Task: Pick out all lines with the word "Fcst" from the records that follow.

Data:

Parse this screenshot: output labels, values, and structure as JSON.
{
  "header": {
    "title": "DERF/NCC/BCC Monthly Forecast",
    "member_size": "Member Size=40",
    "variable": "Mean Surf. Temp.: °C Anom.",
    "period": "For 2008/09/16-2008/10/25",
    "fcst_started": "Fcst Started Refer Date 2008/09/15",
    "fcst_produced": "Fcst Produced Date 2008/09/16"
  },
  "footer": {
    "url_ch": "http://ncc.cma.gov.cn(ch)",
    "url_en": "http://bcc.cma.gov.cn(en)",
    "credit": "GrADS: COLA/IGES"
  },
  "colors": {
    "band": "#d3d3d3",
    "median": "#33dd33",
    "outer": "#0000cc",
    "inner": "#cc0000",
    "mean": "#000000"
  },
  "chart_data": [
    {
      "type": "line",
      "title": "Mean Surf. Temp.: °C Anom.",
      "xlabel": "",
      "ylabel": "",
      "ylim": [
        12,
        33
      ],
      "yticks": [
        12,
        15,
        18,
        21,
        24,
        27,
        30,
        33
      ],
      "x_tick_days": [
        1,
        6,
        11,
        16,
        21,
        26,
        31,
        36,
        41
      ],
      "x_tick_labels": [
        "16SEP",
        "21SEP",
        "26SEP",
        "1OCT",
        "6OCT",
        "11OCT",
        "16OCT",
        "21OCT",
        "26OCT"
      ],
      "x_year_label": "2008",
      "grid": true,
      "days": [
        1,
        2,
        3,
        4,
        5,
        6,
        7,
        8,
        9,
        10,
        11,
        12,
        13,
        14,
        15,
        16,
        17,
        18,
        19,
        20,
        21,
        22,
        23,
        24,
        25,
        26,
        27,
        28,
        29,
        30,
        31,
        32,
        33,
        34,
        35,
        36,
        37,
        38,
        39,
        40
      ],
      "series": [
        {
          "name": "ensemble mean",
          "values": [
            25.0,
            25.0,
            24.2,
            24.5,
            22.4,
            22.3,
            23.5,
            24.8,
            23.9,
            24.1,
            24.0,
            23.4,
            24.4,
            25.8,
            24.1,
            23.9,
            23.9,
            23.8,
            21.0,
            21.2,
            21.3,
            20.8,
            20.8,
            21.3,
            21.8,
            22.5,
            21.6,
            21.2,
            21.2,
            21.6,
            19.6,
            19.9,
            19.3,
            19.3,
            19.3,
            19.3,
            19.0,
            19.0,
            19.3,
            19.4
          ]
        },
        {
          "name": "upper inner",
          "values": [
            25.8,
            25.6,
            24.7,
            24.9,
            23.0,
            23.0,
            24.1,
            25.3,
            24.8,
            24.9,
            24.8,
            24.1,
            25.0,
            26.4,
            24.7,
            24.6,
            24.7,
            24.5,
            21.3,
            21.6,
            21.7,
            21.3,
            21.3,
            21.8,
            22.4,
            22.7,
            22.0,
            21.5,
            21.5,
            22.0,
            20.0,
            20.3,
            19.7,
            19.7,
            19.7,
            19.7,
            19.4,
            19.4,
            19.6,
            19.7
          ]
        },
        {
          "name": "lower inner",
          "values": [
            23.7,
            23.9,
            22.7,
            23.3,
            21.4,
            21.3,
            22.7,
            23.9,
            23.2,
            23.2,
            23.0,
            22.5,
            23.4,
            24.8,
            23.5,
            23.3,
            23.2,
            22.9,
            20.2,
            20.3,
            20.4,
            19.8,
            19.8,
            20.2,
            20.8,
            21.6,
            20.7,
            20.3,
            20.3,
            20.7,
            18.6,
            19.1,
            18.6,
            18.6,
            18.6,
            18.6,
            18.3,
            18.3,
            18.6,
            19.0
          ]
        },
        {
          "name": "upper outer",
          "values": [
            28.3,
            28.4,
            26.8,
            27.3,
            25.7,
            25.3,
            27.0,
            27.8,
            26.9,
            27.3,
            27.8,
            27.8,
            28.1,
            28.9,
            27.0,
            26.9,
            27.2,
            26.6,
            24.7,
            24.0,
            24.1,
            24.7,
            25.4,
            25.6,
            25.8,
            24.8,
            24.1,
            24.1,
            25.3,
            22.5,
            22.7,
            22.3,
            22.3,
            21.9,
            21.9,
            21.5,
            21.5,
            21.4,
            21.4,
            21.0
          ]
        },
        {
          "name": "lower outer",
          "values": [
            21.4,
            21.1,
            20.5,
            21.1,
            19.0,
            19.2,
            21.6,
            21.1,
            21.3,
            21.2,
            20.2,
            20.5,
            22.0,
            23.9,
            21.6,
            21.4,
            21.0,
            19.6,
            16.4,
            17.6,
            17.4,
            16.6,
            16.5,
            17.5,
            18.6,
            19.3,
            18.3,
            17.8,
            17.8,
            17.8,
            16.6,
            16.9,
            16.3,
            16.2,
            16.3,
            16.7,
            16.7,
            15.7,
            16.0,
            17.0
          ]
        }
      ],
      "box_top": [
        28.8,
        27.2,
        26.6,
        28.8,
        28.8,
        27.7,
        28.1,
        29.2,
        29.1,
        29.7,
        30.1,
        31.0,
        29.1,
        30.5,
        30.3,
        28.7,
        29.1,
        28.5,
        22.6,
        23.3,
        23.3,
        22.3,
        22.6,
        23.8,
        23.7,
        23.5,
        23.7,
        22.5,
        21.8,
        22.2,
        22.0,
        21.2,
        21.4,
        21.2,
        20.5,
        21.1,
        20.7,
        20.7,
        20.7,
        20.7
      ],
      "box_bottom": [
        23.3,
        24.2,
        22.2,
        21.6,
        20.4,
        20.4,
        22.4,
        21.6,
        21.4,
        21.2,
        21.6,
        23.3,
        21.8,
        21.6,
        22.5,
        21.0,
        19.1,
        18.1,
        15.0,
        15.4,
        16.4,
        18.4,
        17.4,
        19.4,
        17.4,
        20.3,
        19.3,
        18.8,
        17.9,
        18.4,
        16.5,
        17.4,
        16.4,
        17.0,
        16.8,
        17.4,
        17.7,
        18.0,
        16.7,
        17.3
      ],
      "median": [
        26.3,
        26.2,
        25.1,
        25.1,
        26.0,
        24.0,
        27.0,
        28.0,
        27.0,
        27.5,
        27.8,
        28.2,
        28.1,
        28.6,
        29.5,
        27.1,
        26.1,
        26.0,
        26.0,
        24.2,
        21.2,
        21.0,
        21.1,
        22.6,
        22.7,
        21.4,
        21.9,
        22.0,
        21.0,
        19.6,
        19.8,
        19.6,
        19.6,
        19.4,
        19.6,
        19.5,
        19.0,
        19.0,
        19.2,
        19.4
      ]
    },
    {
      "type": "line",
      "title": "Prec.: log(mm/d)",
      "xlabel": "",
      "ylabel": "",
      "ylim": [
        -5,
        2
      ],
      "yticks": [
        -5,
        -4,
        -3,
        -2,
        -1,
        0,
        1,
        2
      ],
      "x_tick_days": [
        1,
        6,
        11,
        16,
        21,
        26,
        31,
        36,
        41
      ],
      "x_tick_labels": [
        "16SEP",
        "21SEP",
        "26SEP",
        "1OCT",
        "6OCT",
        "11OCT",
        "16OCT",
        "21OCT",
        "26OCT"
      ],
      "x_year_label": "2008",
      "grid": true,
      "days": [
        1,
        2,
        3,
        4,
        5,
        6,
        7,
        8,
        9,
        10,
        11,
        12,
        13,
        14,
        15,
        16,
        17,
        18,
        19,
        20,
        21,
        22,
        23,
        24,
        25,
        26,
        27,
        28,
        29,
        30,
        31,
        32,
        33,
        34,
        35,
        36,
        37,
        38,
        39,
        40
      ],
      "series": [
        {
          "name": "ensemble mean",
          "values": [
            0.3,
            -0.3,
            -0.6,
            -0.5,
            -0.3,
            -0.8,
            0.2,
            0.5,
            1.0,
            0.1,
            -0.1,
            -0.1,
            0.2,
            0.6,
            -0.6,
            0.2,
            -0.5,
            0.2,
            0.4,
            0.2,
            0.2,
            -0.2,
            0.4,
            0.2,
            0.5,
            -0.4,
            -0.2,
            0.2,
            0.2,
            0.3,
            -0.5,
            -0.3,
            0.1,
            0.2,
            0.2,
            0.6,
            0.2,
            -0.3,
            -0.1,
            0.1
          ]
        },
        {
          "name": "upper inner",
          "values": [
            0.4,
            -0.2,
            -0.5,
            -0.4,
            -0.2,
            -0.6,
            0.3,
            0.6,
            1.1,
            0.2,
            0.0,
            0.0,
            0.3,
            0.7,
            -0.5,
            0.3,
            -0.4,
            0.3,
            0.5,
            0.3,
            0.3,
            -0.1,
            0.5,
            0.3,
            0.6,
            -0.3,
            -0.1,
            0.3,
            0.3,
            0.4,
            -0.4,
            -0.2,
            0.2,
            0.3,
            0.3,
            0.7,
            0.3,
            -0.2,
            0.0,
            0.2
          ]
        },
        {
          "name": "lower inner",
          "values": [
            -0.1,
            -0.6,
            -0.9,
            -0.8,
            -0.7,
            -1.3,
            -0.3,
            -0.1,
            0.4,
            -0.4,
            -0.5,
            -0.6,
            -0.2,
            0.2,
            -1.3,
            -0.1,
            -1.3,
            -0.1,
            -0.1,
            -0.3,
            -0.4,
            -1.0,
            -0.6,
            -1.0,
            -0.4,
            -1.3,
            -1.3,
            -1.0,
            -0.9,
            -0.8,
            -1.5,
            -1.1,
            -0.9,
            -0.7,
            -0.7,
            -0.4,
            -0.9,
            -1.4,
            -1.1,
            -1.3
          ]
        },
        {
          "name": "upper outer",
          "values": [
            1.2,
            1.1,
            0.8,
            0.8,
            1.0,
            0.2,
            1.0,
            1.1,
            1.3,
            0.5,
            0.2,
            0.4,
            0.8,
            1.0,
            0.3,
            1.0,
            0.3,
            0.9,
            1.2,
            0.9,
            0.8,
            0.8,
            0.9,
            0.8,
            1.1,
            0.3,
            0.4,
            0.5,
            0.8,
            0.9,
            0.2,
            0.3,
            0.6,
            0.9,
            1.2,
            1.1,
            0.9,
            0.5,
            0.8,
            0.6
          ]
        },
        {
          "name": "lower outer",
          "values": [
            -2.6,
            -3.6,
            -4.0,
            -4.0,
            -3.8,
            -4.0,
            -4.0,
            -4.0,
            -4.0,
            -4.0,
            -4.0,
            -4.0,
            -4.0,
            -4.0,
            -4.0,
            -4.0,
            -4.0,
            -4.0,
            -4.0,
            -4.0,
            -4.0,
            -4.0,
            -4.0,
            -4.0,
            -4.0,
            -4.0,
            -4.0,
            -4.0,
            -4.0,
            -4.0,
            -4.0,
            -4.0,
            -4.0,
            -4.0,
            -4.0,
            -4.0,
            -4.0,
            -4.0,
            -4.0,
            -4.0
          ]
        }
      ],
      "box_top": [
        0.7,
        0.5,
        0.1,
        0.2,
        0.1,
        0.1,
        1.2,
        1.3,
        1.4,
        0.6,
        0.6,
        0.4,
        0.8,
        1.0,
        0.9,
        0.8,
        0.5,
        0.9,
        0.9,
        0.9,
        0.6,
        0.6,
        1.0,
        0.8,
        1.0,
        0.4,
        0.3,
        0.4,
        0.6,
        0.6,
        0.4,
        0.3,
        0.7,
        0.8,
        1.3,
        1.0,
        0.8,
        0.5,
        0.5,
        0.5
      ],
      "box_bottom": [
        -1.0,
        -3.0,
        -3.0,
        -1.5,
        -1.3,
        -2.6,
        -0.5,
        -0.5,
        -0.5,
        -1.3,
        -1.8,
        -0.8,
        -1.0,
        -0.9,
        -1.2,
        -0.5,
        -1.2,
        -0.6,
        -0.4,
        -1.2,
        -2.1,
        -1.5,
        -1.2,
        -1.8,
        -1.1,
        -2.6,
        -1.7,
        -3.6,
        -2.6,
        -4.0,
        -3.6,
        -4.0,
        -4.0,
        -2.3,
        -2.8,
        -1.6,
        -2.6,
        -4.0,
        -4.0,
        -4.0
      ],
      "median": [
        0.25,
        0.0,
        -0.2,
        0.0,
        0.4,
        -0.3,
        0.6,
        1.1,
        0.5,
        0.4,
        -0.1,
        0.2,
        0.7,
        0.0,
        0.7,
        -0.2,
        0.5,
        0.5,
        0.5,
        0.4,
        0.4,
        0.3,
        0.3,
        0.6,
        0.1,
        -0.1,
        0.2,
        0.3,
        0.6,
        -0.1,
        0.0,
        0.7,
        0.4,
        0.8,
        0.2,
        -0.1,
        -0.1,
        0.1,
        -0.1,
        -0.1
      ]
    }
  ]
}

Correct response:
    "fcst_started": "Fcst Started Refer Date 2008/09/15",
    "fcst_produced": "Fcst Produced Date 2008/09/16"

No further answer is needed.